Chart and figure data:
# # # # # # #

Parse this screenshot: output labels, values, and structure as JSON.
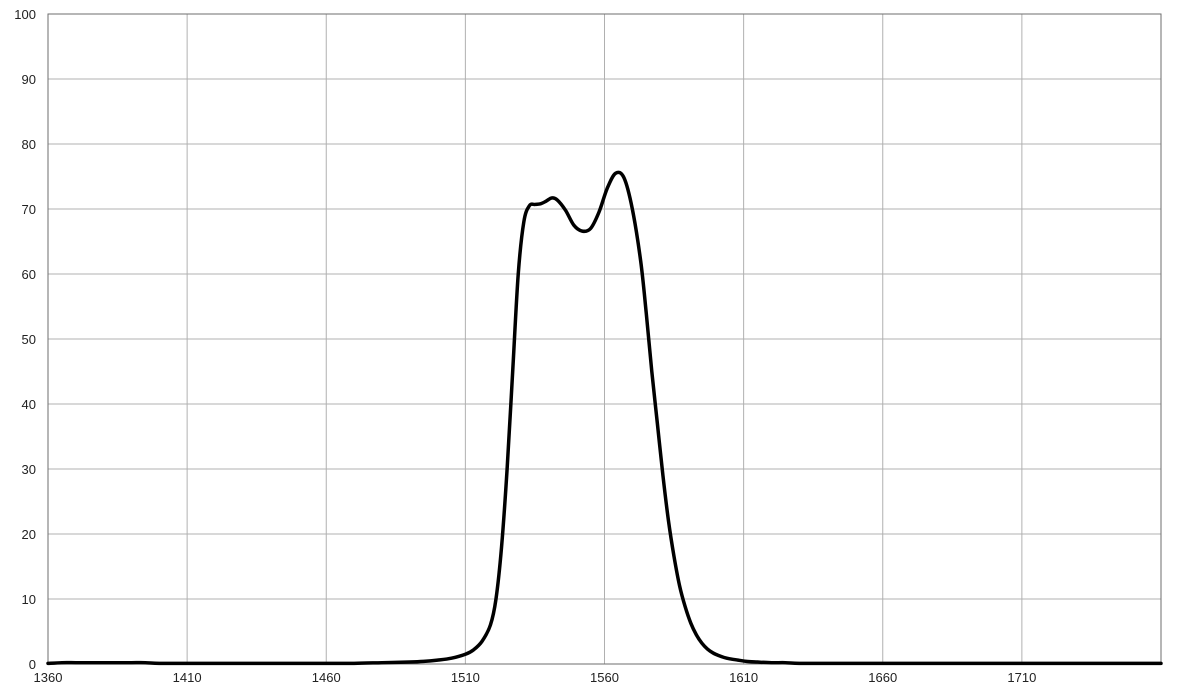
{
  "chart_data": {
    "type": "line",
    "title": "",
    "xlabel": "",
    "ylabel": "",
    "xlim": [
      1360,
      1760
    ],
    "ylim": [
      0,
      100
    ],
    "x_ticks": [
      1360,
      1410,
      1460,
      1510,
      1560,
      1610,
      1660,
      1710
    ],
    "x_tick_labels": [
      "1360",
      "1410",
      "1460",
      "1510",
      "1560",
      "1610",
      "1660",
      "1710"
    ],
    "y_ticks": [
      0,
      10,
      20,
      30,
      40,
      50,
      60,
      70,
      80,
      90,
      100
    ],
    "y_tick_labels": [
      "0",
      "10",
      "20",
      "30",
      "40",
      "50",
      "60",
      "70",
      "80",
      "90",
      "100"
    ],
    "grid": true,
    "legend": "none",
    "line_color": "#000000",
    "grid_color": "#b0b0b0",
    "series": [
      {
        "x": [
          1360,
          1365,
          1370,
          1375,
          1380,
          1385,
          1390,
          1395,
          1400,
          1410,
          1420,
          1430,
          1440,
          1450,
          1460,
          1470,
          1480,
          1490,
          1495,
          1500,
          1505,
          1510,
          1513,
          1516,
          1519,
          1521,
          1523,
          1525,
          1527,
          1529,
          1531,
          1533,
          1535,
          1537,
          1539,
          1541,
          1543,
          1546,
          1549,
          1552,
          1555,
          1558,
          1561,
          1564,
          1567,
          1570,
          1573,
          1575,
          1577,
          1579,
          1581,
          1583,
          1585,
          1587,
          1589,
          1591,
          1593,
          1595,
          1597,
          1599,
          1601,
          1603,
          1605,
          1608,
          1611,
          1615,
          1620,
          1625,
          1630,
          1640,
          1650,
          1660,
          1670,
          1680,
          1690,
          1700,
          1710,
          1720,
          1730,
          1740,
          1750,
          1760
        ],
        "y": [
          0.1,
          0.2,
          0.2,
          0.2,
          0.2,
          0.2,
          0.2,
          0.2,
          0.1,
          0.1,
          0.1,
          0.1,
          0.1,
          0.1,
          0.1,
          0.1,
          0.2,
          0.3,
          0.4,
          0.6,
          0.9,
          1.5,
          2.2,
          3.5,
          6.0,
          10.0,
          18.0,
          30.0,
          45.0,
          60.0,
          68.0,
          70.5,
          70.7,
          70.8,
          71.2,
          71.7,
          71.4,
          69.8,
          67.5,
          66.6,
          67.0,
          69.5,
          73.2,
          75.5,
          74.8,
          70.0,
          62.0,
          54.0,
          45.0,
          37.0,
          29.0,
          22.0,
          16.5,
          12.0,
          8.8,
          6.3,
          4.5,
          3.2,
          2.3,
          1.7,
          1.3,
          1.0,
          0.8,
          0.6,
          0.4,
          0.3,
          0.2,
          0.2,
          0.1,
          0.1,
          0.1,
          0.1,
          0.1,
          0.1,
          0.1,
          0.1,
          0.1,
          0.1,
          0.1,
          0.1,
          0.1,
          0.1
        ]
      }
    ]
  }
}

# # # # # # #

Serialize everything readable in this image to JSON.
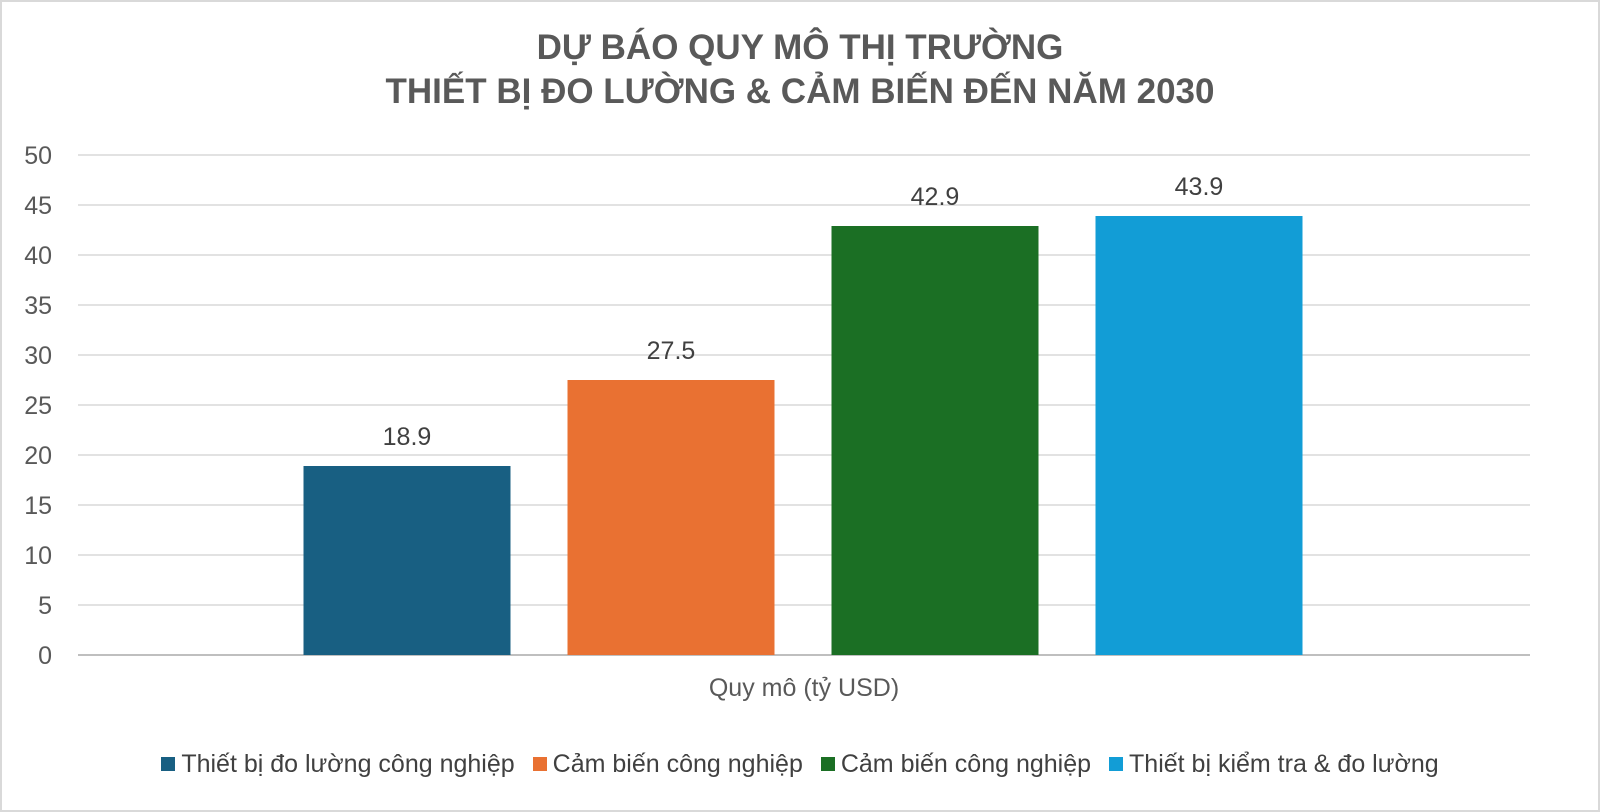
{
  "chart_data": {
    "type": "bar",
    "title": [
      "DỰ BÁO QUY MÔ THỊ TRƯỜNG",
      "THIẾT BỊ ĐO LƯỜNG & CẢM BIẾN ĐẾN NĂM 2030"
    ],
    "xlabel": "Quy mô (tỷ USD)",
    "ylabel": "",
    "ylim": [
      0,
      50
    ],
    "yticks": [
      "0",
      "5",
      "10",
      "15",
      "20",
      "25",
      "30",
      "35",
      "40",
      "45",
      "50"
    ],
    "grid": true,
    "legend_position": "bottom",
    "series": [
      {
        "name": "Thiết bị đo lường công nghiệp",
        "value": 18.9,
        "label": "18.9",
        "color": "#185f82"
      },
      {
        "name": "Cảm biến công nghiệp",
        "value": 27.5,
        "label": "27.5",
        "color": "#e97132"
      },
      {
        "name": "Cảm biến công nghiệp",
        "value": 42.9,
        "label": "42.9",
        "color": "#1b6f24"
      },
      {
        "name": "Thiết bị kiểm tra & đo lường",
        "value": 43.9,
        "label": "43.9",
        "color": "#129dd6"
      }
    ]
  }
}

# # # # # # #

**What is being asked**: Point out every line holding the string "JSON" and copy it.

**The response**:
Parse this screenshot: output labels, values, and structure as JSON.
Serialize everything readable in this image to JSON.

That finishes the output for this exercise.